▶ _PROBLEM REQUIREMENTS_
Scan the entries below and extract each line with the word "burningspearmusic" in it.

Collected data
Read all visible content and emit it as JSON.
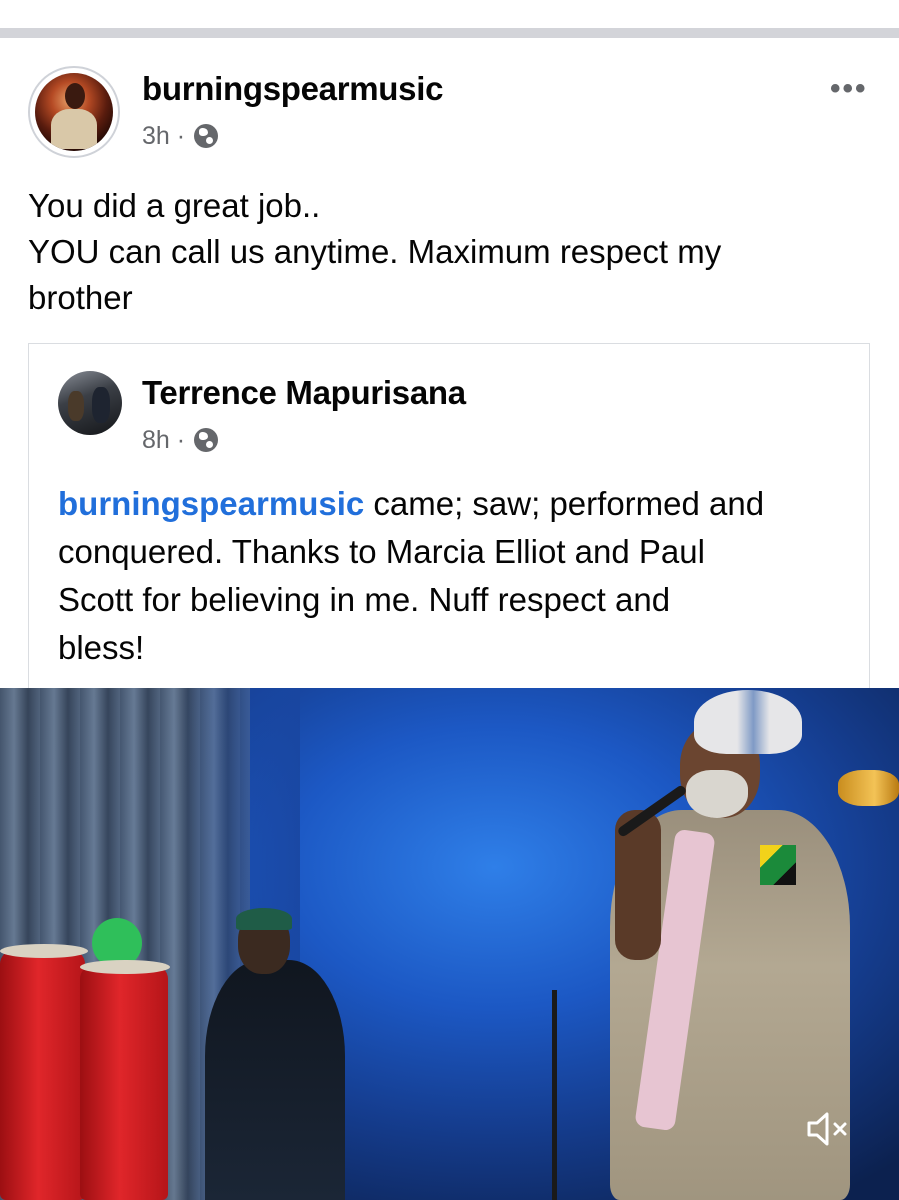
{
  "post": {
    "author": "burningspearmusic",
    "time": "3h",
    "separator": "·",
    "privacy_icon": "globe-icon",
    "more_icon": "more-options-icon",
    "more_label": "•••",
    "text_lines": [
      "You did a great job..",
      "YOU can call us anytime. Maximum respect my",
      "brother"
    ]
  },
  "shared_post": {
    "author": "Terrence Mapurisana",
    "time": "8h",
    "separator": "·",
    "privacy_icon": "globe-icon",
    "mention": "burningspearmusic",
    "line1_rest": " came; saw; performed and",
    "text_lines": [
      "conquered. Thanks to Marcia Elliot and Paul",
      "Scott for believing in me. Nuff respect and",
      "bless!"
    ]
  },
  "video": {
    "mute_icon": "muted-speaker-icon"
  },
  "colors": {
    "link": "#216fdb",
    "meta": "#65676b",
    "divider": "#d3d4d9"
  }
}
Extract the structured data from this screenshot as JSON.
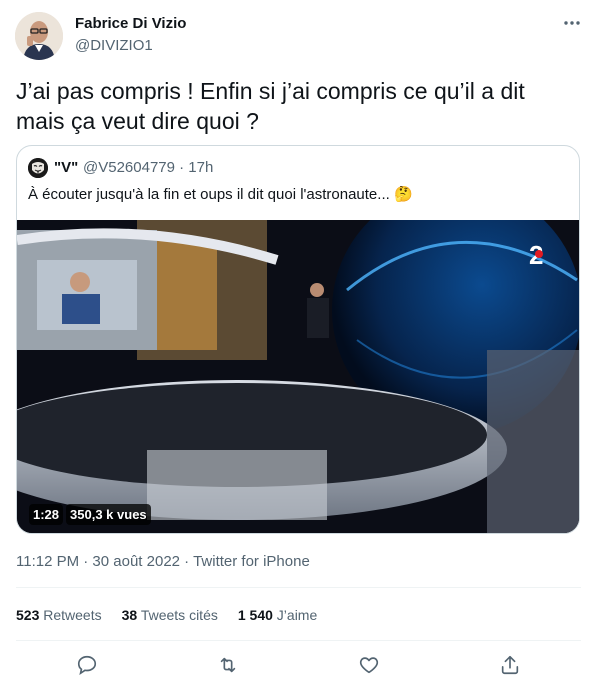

▶ _CORRECT OUTPUT_
    "author": "burningspearmusic",
    "mention": "burningspearmusic",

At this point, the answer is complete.